§ **WHAT IS REQUIRED**
Where a line contains the word "from", copy that line in full.

§ **INFORMATION SUPPLIED**

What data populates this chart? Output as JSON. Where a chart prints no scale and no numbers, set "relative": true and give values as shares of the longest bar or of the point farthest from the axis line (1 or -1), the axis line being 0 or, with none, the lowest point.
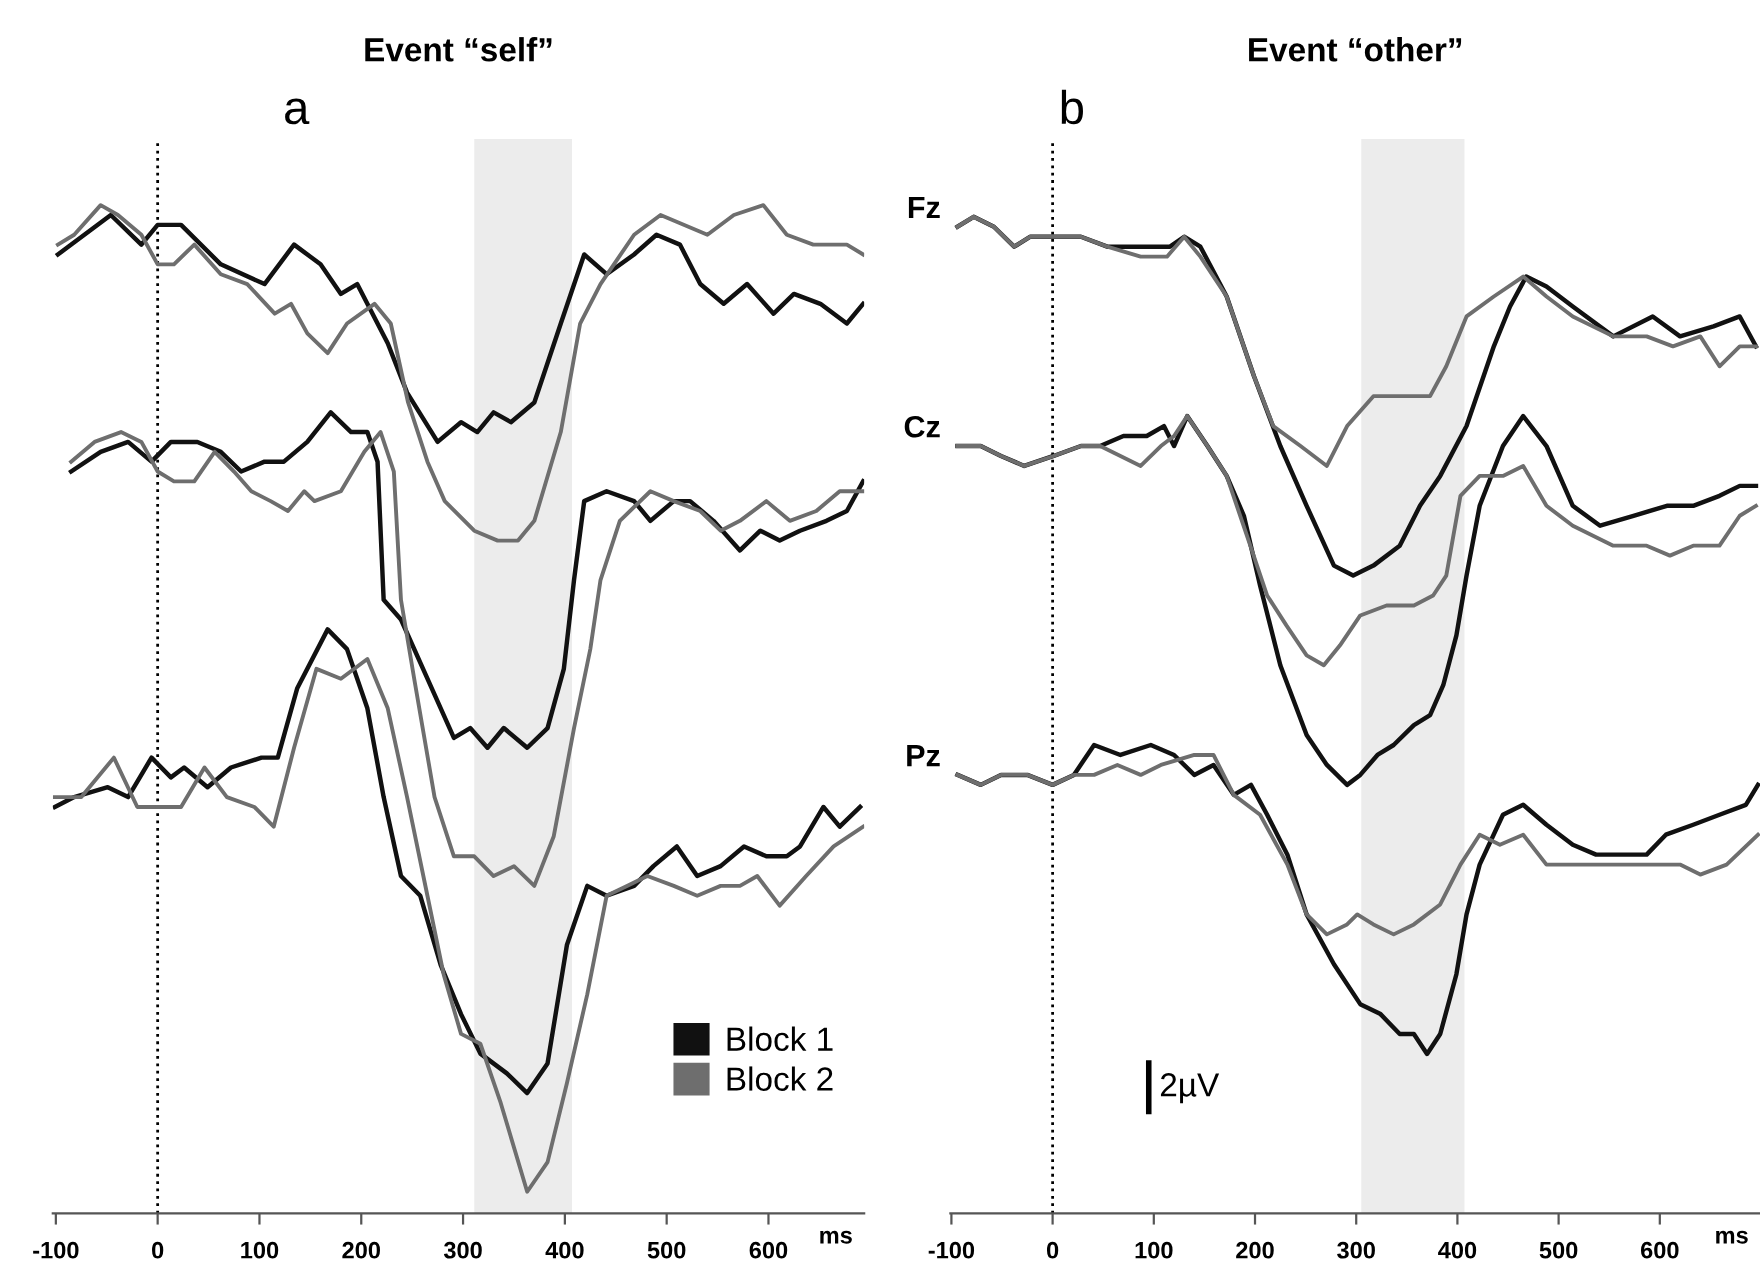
{
  "chart_data": [
    {
      "type": "line",
      "title": "Event “self”",
      "xlabel": "ms",
      "relative": true,
      "legend": "bottom right",
      "xlim": [
        -103,
        694
      ],
      "xticks": [
        -100,
        0,
        100,
        200,
        300,
        400,
        500,
        600
      ],
      "ref_lines": [
        {
          "axis": "x",
          "value": 0,
          "color": "#000000",
          "line_style": "dotted"
        }
      ],
      "bands": [
        {
          "axis": "x",
          "from": 311,
          "to": 407,
          "color": "#ececec"
        }
      ],
      "annotations": [
        "a"
      ],
      "series": [
        {
          "name": "Block 1",
          "color": "#111111",
          "x": [
            -98,
            -72,
            -46,
            -16,
            0,
            23,
            62,
            105,
            134,
            160,
            180,
            196,
            226,
            245,
            275,
            298,
            314,
            330,
            347,
            370,
            396,
            419,
            441,
            468,
            490,
            513,
            533,
            556,
            579,
            605,
            625,
            651,
            677,
            693
          ],
          "values": [
            0.95,
            0.97,
            0.99,
            0.96,
            0.98,
            0.98,
            0.94,
            0.92,
            0.96,
            0.94,
            0.91,
            0.92,
            0.86,
            0.81,
            0.76,
            0.78,
            0.77,
            0.79,
            0.78,
            0.8,
            0.88,
            0.95,
            0.93,
            0.95,
            0.97,
            0.96,
            0.92,
            0.9,
            0.92,
            0.89,
            0.91,
            0.9,
            0.88,
            0.9
          ]
        },
        {
          "name": "Block 2",
          "color": "#6e6e6e",
          "x": [
            -98,
            -82,
            -56,
            -39,
            -16,
            0,
            16,
            36,
            62,
            88,
            115,
            131,
            147,
            167,
            186,
            213,
            229,
            246,
            265,
            282,
            311,
            334,
            354,
            370,
            396,
            415,
            435,
            468,
            494,
            540,
            566,
            595,
            618,
            644,
            677,
            693
          ],
          "values": [
            0.96,
            0.97,
            1.0,
            0.99,
            0.97,
            0.94,
            0.94,
            0.96,
            0.93,
            0.92,
            0.89,
            0.9,
            0.87,
            0.85,
            0.88,
            0.9,
            0.88,
            0.8,
            0.74,
            0.7,
            0.67,
            0.66,
            0.66,
            0.68,
            0.77,
            0.88,
            0.92,
            0.97,
            0.99,
            0.97,
            0.99,
            1.0,
            0.97,
            0.96,
            0.96,
            0.95
          ]
        },
        {
          "color": "#111111",
          "x": [
            -85,
            -56,
            -29,
            -6,
            13,
            39,
            62,
            82,
            105,
            124,
            147,
            170,
            190,
            206,
            216,
            222,
            239,
            265,
            291,
            307,
            324,
            340,
            363,
            383,
            399,
            409,
            419,
            441,
            468,
            484,
            507,
            523,
            546,
            572,
            592,
            611,
            631,
            657,
            677,
            693
          ],
          "values": [
            0.73,
            0.75,
            0.76,
            0.74,
            0.76,
            0.76,
            0.75,
            0.73,
            0.74,
            0.74,
            0.76,
            0.79,
            0.77,
            0.77,
            0.74,
            0.6,
            0.58,
            0.52,
            0.46,
            0.47,
            0.45,
            0.47,
            0.45,
            0.47,
            0.53,
            0.62,
            0.7,
            0.71,
            0.7,
            0.68,
            0.7,
            0.7,
            0.68,
            0.65,
            0.67,
            0.66,
            0.67,
            0.68,
            0.69,
            0.72
          ]
        },
        {
          "color": "#6e6e6e",
          "x": [
            -85,
            -62,
            -36,
            -16,
            0,
            16,
            36,
            56,
            75,
            92,
            111,
            128,
            144,
            154,
            180,
            203,
            219,
            232,
            239,
            252,
            272,
            291,
            311,
            330,
            350,
            370,
            389,
            409,
            425,
            435,
            454,
            484,
            507,
            533,
            553,
            572,
            598,
            621,
            647,
            670,
            693
          ],
          "values": [
            0.74,
            0.76,
            0.77,
            0.76,
            0.73,
            0.72,
            0.72,
            0.75,
            0.73,
            0.71,
            0.7,
            0.69,
            0.71,
            0.7,
            0.71,
            0.75,
            0.77,
            0.73,
            0.6,
            0.52,
            0.4,
            0.34,
            0.34,
            0.32,
            0.33,
            0.31,
            0.36,
            0.47,
            0.55,
            0.62,
            0.68,
            0.71,
            0.7,
            0.69,
            0.67,
            0.68,
            0.7,
            0.68,
            0.69,
            0.71,
            0.71
          ]
        },
        {
          "color": "#111111",
          "x": [
            -101,
            -82,
            -49,
            -29,
            -6,
            13,
            26,
            49,
            72,
            102,
            118,
            137,
            167,
            186,
            206,
            222,
            239,
            258,
            278,
            298,
            317,
            343,
            363,
            383,
            402,
            422,
            441,
            468,
            487,
            510,
            530,
            553,
            576,
            598,
            618,
            631,
            654,
            670,
            690
          ],
          "values": [
            0.39,
            0.4,
            0.41,
            0.4,
            0.44,
            0.42,
            0.43,
            0.41,
            0.43,
            0.44,
            0.44,
            0.51,
            0.57,
            0.55,
            0.49,
            0.4,
            0.32,
            0.3,
            0.23,
            0.18,
            0.14,
            0.12,
            0.1,
            0.13,
            0.25,
            0.31,
            0.3,
            0.31,
            0.33,
            0.35,
            0.32,
            0.33,
            0.35,
            0.34,
            0.34,
            0.35,
            0.39,
            0.37,
            0.39
          ]
        },
        {
          "color": "#6e6e6e",
          "x": [
            -101,
            -75,
            -43,
            -20,
            3,
            23,
            46,
            68,
            95,
            114,
            134,
            156,
            180,
            206,
            226,
            245,
            265,
            281,
            298,
            317,
            337,
            363,
            383,
            402,
            422,
            441,
            461,
            481,
            507,
            530,
            553,
            572,
            589,
            611,
            637,
            664,
            693
          ],
          "values": [
            0.4,
            0.4,
            0.44,
            0.39,
            0.39,
            0.39,
            0.43,
            0.4,
            0.39,
            0.37,
            0.45,
            0.53,
            0.52,
            0.54,
            0.49,
            0.4,
            0.3,
            0.22,
            0.16,
            0.15,
            0.09,
            0.0,
            0.03,
            0.11,
            0.2,
            0.3,
            0.31,
            0.32,
            0.31,
            0.3,
            0.31,
            0.31,
            0.32,
            0.29,
            0.32,
            0.35,
            0.37
          ]
        }
      ]
    },
    {
      "type": "line",
      "title": "Event “other”",
      "xlabel": "ms",
      "relative": true,
      "xlim": [
        -101,
        699
      ],
      "xticks": [
        -100,
        0,
        100,
        200,
        300,
        400,
        500,
        600
      ],
      "ref_lines": [
        {
          "axis": "x",
          "value": 0,
          "color": "#000000",
          "line_style": "dotted"
        }
      ],
      "bands": [
        {
          "axis": "x",
          "from": 305,
          "to": 407,
          "color": "#ececec"
        }
      ],
      "annotations": [
        "b",
        "2µV",
        "Fz",
        "Cz",
        "Pz"
      ],
      "series": [
        {
          "color": "#111111",
          "x": [
            -94,
            -78,
            -58,
            -38,
            -22,
            1,
            28,
            54,
            74,
            97,
            116,
            130,
            146,
            172,
            199,
            225,
            251,
            278,
            297,
            317,
            343,
            363,
            383,
            409,
            436,
            452,
            468,
            488,
            514,
            554,
            593,
            620,
            653,
            679,
            695
          ],
          "values": [
            0.99,
            1.0,
            0.99,
            0.97,
            0.98,
            0.98,
            0.98,
            0.97,
            0.97,
            0.97,
            0.97,
            0.98,
            0.97,
            0.92,
            0.84,
            0.77,
            0.71,
            0.65,
            0.64,
            0.65,
            0.67,
            0.71,
            0.74,
            0.79,
            0.87,
            0.91,
            0.94,
            0.93,
            0.91,
            0.88,
            0.9,
            0.88,
            0.89,
            0.9,
            0.87
          ]
        },
        {
          "color": "#6e6e6e",
          "x": [
            -94,
            -78,
            -58,
            -38,
            -22,
            1,
            28,
            54,
            87,
            113,
            130,
            146,
            172,
            199,
            218,
            245,
            271,
            291,
            317,
            350,
            373,
            389,
            409,
            436,
            465,
            488,
            514,
            554,
            587,
            613,
            640,
            659,
            679,
            695
          ],
          "values": [
            0.99,
            1.0,
            0.99,
            0.97,
            0.98,
            0.98,
            0.98,
            0.97,
            0.96,
            0.96,
            0.98,
            0.96,
            0.92,
            0.84,
            0.79,
            0.77,
            0.75,
            0.79,
            0.82,
            0.82,
            0.82,
            0.85,
            0.9,
            0.92,
            0.94,
            0.92,
            0.9,
            0.88,
            0.88,
            0.87,
            0.88,
            0.85,
            0.87,
            0.87
          ]
        },
        {
          "color": "#111111",
          "x": [
            -94,
            -71,
            -51,
            -28,
            1,
            28,
            47,
            70,
            93,
            110,
            120,
            133,
            153,
            172,
            189,
            205,
            225,
            251,
            271,
            291,
            304,
            321,
            337,
            357,
            373,
            386,
            399,
            409,
            422,
            445,
            465,
            488,
            514,
            541,
            574,
            607,
            633,
            659,
            679,
            695
          ],
          "values": [
            0.77,
            0.77,
            0.76,
            0.75,
            0.76,
            0.77,
            0.77,
            0.78,
            0.78,
            0.79,
            0.77,
            0.8,
            0.77,
            0.74,
            0.7,
            0.63,
            0.55,
            0.48,
            0.45,
            0.43,
            0.44,
            0.46,
            0.47,
            0.49,
            0.5,
            0.53,
            0.58,
            0.64,
            0.71,
            0.77,
            0.8,
            0.77,
            0.71,
            0.69,
            0.7,
            0.71,
            0.71,
            0.72,
            0.73,
            0.73
          ]
        },
        {
          "color": "#6e6e6e",
          "x": [
            -94,
            -71,
            -51,
            -28,
            1,
            28,
            47,
            67,
            87,
            107,
            120,
            133,
            153,
            172,
            192,
            212,
            231,
            251,
            268,
            284,
            304,
            330,
            357,
            376,
            389,
            403,
            422,
            445,
            465,
            488,
            514,
            554,
            587,
            610,
            633,
            659,
            679,
            695
          ],
          "values": [
            0.77,
            0.77,
            0.76,
            0.75,
            0.76,
            0.77,
            0.77,
            0.76,
            0.75,
            0.77,
            0.78,
            0.8,
            0.77,
            0.74,
            0.68,
            0.62,
            0.59,
            0.56,
            0.55,
            0.57,
            0.6,
            0.61,
            0.61,
            0.62,
            0.64,
            0.72,
            0.74,
            0.74,
            0.75,
            0.71,
            0.69,
            0.67,
            0.67,
            0.66,
            0.67,
            0.67,
            0.7,
            0.71
          ]
        },
        {
          "color": "#111111",
          "x": [
            -94,
            -71,
            -51,
            -25,
            0,
            21,
            41,
            67,
            97,
            120,
            140,
            159,
            179,
            196,
            212,
            232,
            251,
            278,
            304,
            324,
            343,
            357,
            370,
            383,
            399,
            409,
            422,
            445,
            465,
            488,
            514,
            537,
            564,
            587,
            606,
            633,
            659,
            685,
            697
          ],
          "values": [
            0.44,
            0.43,
            0.44,
            0.44,
            0.43,
            0.44,
            0.47,
            0.46,
            0.47,
            0.46,
            0.44,
            0.45,
            0.42,
            0.43,
            0.4,
            0.36,
            0.3,
            0.25,
            0.21,
            0.2,
            0.18,
            0.18,
            0.16,
            0.18,
            0.24,
            0.3,
            0.35,
            0.4,
            0.41,
            0.39,
            0.37,
            0.36,
            0.36,
            0.36,
            0.38,
            0.39,
            0.4,
            0.41,
            0.43
          ]
        },
        {
          "color": "#6e6e6e",
          "x": [
            -94,
            -71,
            -51,
            -25,
            0,
            21,
            41,
            64,
            87,
            107,
            140,
            159,
            179,
            205,
            232,
            251,
            271,
            291,
            301,
            317,
            337,
            357,
            383,
            403,
            422,
            442,
            465,
            488,
            514,
            541,
            567,
            593,
            620,
            640,
            666,
            697
          ],
          "values": [
            0.44,
            0.43,
            0.44,
            0.44,
            0.43,
            0.44,
            0.44,
            0.45,
            0.44,
            0.45,
            0.46,
            0.46,
            0.42,
            0.4,
            0.35,
            0.3,
            0.28,
            0.29,
            0.3,
            0.29,
            0.28,
            0.29,
            0.31,
            0.35,
            0.38,
            0.37,
            0.38,
            0.35,
            0.35,
            0.35,
            0.35,
            0.35,
            0.35,
            0.34,
            0.35,
            0.38
          ]
        }
      ]
    }
  ]
}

§ **REPLY**
What data populates this chart? Output as JSON. Where a chart prints no scale and no numbers, set "relative": true and give values as shares of the longest bar or of the point farthest from the axis line (1 or -1), the axis line being 0 or, with none, the lowest point.
          "from": 311,
          "from": 305,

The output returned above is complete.